- Dataset records
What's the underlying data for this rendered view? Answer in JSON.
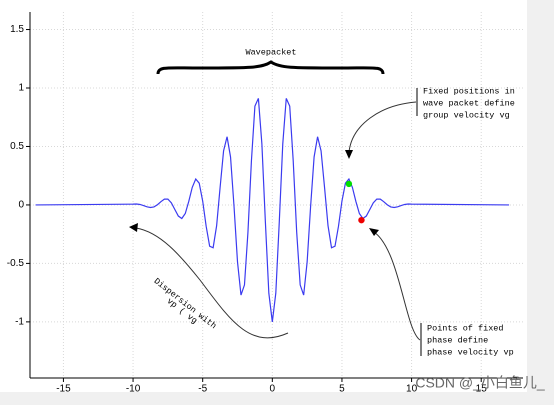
{
  "chart_data": {
    "type": "line",
    "x": [
      -17,
      -10,
      -9.75,
      -9.5,
      -9.25,
      -9,
      -8.75,
      -8.5,
      -8.25,
      -8,
      -7.75,
      -7.5,
      -7.25,
      -7,
      -6.75,
      -6.5,
      -6.25,
      -6,
      -5.75,
      -5.5,
      -5.25,
      -5,
      -4.75,
      -4.5,
      -4.25,
      -4,
      -3.75,
      -3.5,
      -3.25,
      -3,
      -2.75,
      -2.5,
      -2.25,
      -2,
      -1.75,
      -1.5,
      -1.25,
      -1,
      -0.75,
      -0.5,
      -0.25,
      0,
      0.25,
      0.5,
      0.75,
      1,
      1.25,
      1.5,
      1.75,
      2,
      2.25,
      2.5,
      2.75,
      3,
      3.25,
      3.5,
      3.75,
      4,
      4.25,
      4.5,
      4.75,
      5,
      5.25,
      5.5,
      5.75,
      6,
      6.25,
      6.5,
      6.75,
      7,
      7.25,
      7.5,
      7.75,
      8,
      8.25,
      8.5,
      8.75,
      9,
      9.25,
      9.5,
      9.75,
      10,
      17
    ],
    "series": [
      {
        "color": "#3b3bf0",
        "values": [
          0,
          0.007,
          0.008,
          0.004,
          -0.005,
          -0.016,
          -0.022,
          -0.017,
          0.002,
          0.028,
          0.05,
          0.05,
          0.018,
          -0.039,
          -0.095,
          -0.116,
          -0.073,
          0.03,
          0.15,
          0.222,
          0.186,
          0.033,
          -0.183,
          -0.353,
          -0.366,
          -0.178,
          0.15,
          0.463,
          0.583,
          0.41,
          -0.011,
          -0.488,
          -0.771,
          -0.684,
          -0.233,
          0.378,
          0.845,
          0.911,
          0.522,
          -0.143,
          -0.755,
          -1,
          -0.755,
          -0.143,
          0.522,
          0.911,
          0.845,
          0.378,
          -0.233,
          -0.684,
          -0.771,
          -0.488,
          -0.011,
          0.41,
          0.583,
          0.463,
          0.15,
          -0.178,
          -0.366,
          -0.353,
          -0.183,
          0.033,
          0.186,
          0.222,
          0.15,
          0.03,
          -0.073,
          -0.116,
          -0.095,
          -0.039,
          0.018,
          0.05,
          0.05,
          0.028,
          0.002,
          -0.017,
          -0.022,
          -0.016,
          -0.005,
          0.004,
          0.008,
          0.007,
          0
        ]
      }
    ],
    "points": [
      {
        "x": 5.5,
        "y": 0.18,
        "color": "#00dd00"
      },
      {
        "x": 6.4,
        "y": -0.13,
        "color": "#ee0000"
      }
    ],
    "xlim": [
      -17.4,
      18
    ],
    "xticks": [
      -15,
      -10,
      -5,
      0,
      5,
      10,
      15
    ],
    "ylim": [
      -1.48,
      1.65
    ],
    "yticks": [
      -1,
      -0.5,
      0,
      0.5,
      1,
      1.5
    ],
    "grid": true,
    "annotations": [
      "Wavepacket",
      "Fixed positions in",
      "wave packet define",
      "group velocity vg",
      "Points of fixed",
      "phase define",
      "phase velocity vp",
      "Dispersion with",
      "vp ( vg"
    ],
    "watermark": "CSDN @_小白鱼儿_"
  }
}
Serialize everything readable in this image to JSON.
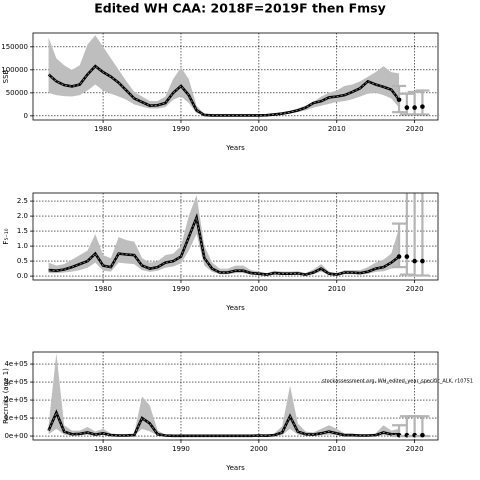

- Requirement
Which lines contain the word "this"? Copy each of them.

- Solved exercise
What's the underlying data for this rendered view? Answer in JSON.
Serialize everything readable in this image to JSON.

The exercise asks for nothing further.